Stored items

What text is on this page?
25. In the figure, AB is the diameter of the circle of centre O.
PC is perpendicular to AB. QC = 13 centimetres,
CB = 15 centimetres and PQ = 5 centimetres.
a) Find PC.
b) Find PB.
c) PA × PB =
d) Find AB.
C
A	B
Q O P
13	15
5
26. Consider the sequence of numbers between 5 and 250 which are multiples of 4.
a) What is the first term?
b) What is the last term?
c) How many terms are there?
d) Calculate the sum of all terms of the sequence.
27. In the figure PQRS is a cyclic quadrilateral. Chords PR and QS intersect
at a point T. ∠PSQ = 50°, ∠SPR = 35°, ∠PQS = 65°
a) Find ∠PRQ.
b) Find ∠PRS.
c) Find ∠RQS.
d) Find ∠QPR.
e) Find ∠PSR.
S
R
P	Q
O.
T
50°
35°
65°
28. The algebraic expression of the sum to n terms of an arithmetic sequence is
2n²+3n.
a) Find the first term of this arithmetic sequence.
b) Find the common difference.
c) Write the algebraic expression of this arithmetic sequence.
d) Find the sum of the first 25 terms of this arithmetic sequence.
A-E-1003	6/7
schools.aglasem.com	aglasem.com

Exercise directions | Every line of the material must be returned exactly as it appears.

Exercise answer |
What text is on this page?
25. In the figure, AB is the diameter of the circle of centre O.
PC is perpendicular to AB. QC = 13 centimetres,
CB = 15 centimetres and PQ = 5 centimetres.
a) Find PC.
b) Find PB.
c) PA × PB =
d) Find AB.
C
A	B
Q O P
13	15
5
26. Consider the sequence of numbers between 5 and 250 which are multiples of 4.
a) What is the first term?
b) What is the last term?
c) How many terms are there?
d) Calculate the sum of all terms of the sequence.
27. In the figure PQRS is a cyclic quadrilateral. Chords PR and QS intersect
at a point T. ∠PSQ = 50°, ∠SPR = 35°, ∠PQS = 65°
a) Find ∠PRQ.
b) Find ∠PRS.
c) Find ∠RQS.
d) Find ∠QPR.
e) Find ∠PSR.
S
R
P	Q
O.
T
50°
35°
65°
28. The algebraic expression of the sum to n terms of an arithmetic sequence is
2n²+3n.
a) Find the first term of this arithmetic sequence.
b) Find the common difference.
c) Write the algebraic expression of this arithmetic sequence.
d) Find the sum of the first 25 terms of this arithmetic sequence.
A-E-1003	6/7
schools.aglasem.com	aglasem.com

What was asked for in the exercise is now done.